INSTRUCTIONS FOR THE TASK
Set down the records once more, please, exactly and with the pictures left out.

— start —

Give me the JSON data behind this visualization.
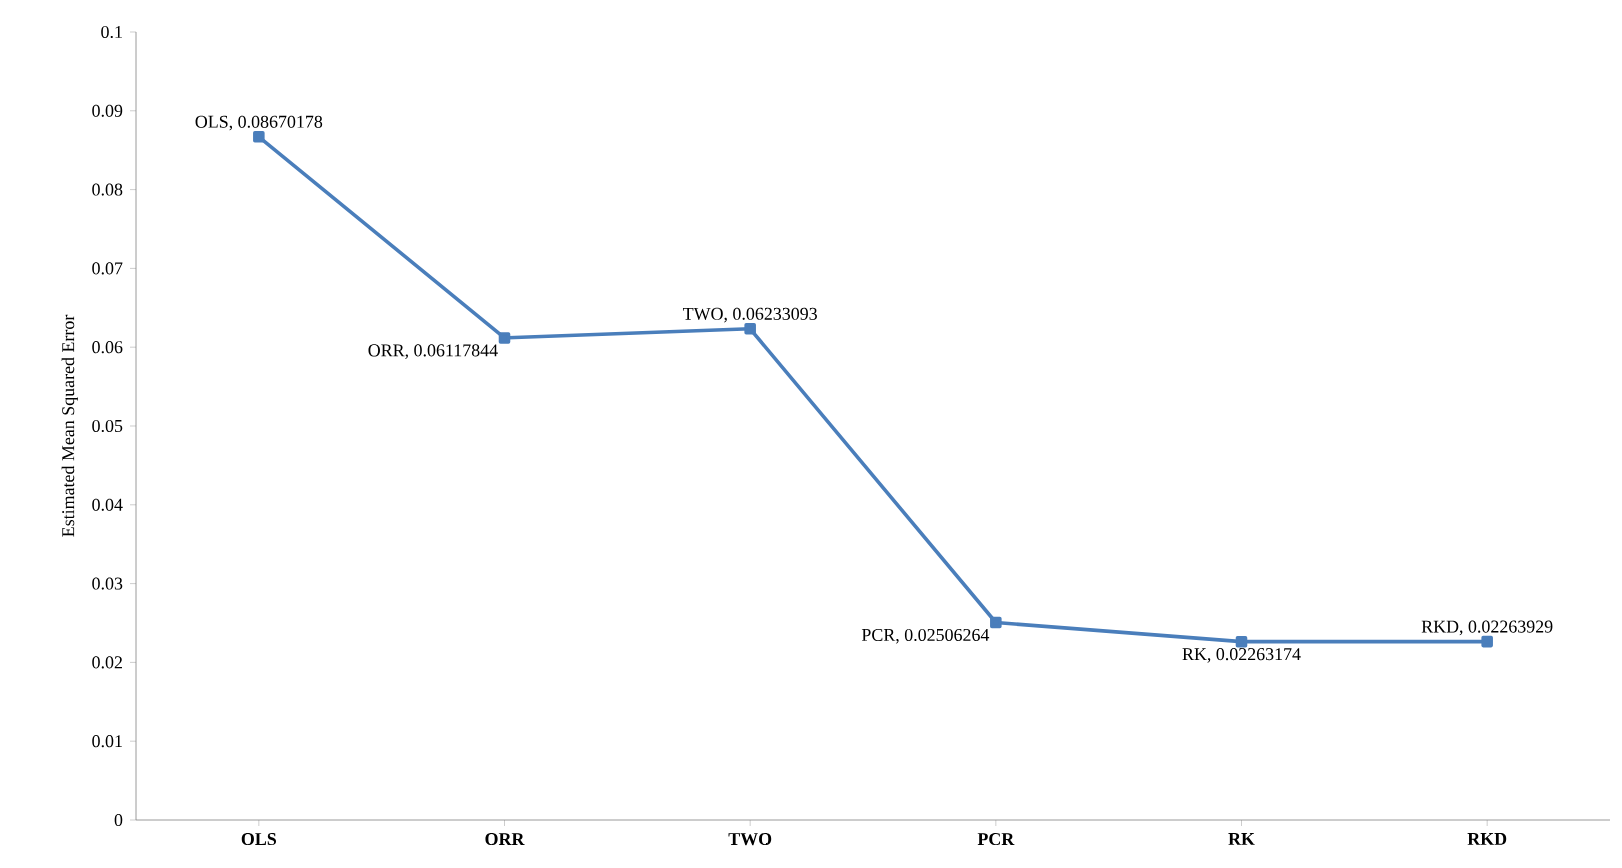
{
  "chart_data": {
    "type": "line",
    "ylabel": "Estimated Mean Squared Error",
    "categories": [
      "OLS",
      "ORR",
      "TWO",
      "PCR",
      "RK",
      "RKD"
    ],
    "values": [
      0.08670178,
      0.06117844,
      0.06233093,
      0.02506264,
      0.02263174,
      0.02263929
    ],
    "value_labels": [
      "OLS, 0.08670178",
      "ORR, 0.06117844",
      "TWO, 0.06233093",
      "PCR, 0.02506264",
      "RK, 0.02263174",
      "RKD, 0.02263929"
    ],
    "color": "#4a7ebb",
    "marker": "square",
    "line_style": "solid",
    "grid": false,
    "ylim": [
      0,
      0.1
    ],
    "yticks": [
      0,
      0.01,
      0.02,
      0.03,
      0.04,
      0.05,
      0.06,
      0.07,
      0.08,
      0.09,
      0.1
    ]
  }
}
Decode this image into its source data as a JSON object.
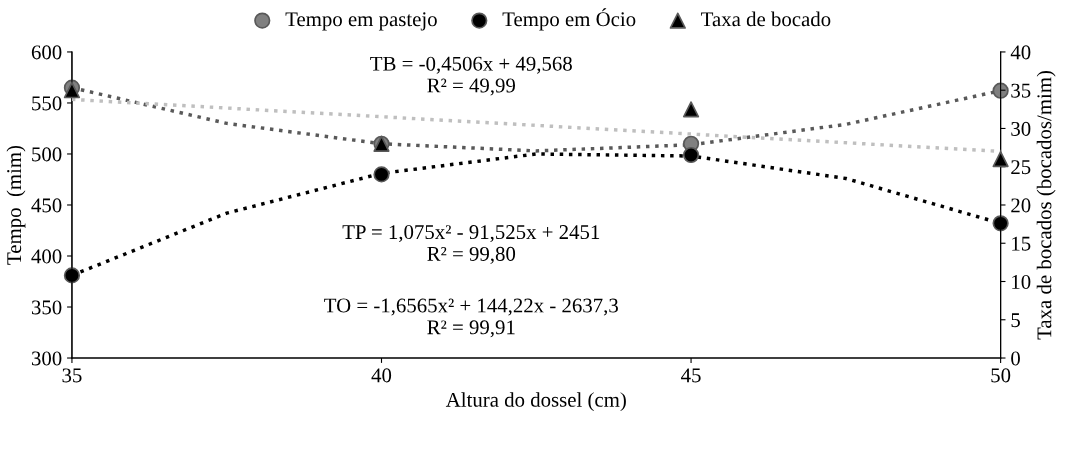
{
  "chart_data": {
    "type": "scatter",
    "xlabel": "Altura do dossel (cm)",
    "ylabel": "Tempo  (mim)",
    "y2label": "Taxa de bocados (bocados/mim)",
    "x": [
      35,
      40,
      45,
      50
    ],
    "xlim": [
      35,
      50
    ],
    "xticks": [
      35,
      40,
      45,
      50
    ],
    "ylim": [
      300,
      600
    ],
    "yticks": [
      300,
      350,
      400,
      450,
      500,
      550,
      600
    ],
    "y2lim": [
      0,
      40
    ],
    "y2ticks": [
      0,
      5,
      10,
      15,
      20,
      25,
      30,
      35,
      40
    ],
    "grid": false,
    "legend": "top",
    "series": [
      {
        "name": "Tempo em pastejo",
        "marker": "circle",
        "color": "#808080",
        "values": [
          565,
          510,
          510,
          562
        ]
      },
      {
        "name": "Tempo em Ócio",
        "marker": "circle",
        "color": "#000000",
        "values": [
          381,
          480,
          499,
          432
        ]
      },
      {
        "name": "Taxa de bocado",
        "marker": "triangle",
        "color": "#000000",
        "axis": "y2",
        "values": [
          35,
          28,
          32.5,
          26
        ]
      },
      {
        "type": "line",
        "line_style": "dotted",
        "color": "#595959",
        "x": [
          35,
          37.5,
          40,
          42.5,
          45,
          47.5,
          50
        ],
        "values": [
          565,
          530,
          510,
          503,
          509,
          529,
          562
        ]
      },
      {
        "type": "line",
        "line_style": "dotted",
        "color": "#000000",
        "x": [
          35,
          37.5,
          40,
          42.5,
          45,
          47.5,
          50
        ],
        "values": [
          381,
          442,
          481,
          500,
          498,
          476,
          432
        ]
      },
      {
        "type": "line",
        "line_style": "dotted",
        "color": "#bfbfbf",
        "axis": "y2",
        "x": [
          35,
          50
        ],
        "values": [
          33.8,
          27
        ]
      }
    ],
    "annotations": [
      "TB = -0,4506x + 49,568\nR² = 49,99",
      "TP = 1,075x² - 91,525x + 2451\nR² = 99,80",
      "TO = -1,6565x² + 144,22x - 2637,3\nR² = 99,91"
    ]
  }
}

— end —

RESPONSE TO THIS EXERCISE
Give me the JSON data behind this visualization.
{
  "chart_data": {
    "type": "line",
    "ylabel": "Estimated Mean Squared Error",
    "categories": [
      "OLS",
      "ORR",
      "TWO",
      "PCR",
      "RK",
      "RKD"
    ],
    "values": [
      0.08670178,
      0.06117844,
      0.06233093,
      0.02506264,
      0.02263174,
      0.02263929
    ],
    "value_labels": [
      "OLS, 0.08670178",
      "ORR, 0.06117844",
      "TWO, 0.06233093",
      "PCR, 0.02506264",
      "RK, 0.02263174",
      "RKD, 0.02263929"
    ],
    "color": "#4a7ebb",
    "marker": "square",
    "line_style": "solid",
    "grid": false,
    "ylim": [
      0,
      0.1
    ],
    "yticks": [
      0,
      0.01,
      0.02,
      0.03,
      0.04,
      0.05,
      0.06,
      0.07,
      0.08,
      0.09,
      0.1
    ]
  }
}
Decode this image into its source data as a JSON object.
{
  "chart_data": {
    "type": "scatter",
    "xlabel": "Altura do dossel (cm)",
    "ylabel": "Tempo  (mim)",
    "y2label": "Taxa de bocados (bocados/mim)",
    "x": [
      35,
      40,
      45,
      50
    ],
    "xlim": [
      35,
      50
    ],
    "xticks": [
      35,
      40,
      45,
      50
    ],
    "ylim": [
      300,
      600
    ],
    "yticks": [
      300,
      350,
      400,
      450,
      500,
      550,
      600
    ],
    "y2lim": [
      0,
      40
    ],
    "y2ticks": [
      0,
      5,
      10,
      15,
      20,
      25,
      30,
      35,
      40
    ],
    "grid": false,
    "legend": "top",
    "series": [
      {
        "name": "Tempo em pastejo",
        "marker": "circle",
        "color": "#808080",
        "values": [
          565,
          510,
          510,
          562
        ]
      },
      {
        "name": "Tempo em Ócio",
        "marker": "circle",
        "color": "#000000",
        "values": [
          381,
          480,
          499,
          432
        ]
      },
      {
        "name": "Taxa de bocado",
        "marker": "triangle",
        "color": "#000000",
        "axis": "y2",
        "values": [
          35,
          28,
          32.5,
          26
        ]
      },
      {
        "type": "line",
        "line_style": "dotted",
        "color": "#595959",
        "x": [
          35,
          37.5,
          40,
          42.5,
          45,
          47.5,
          50
        ],
        "values": [
          565,
          530,
          510,
          503,
          509,
          529,
          562
        ]
      },
      {
        "type": "line",
        "line_style": "dotted",
        "color": "#000000",
        "x": [
          35,
          37.5,
          40,
          42.5,
          45,
          47.5,
          50
        ],
        "values": [
          381,
          442,
          481,
          500,
          498,
          476,
          432
        ]
      },
      {
        "type": "line",
        "line_style": "dotted",
        "color": "#bfbfbf",
        "axis": "y2",
        "x": [
          35,
          50
        ],
        "values": [
          33.8,
          27
        ]
      }
    ],
    "annotations": [
      "TB = -0,4506x + 49,568\nR² = 49,99",
      "TP = 1,075x² - 91,525x + 2451\nR² = 99,80",
      "TO = -1,6565x² + 144,22x - 2637,3\nR² = 99,91"
    ]
  }
}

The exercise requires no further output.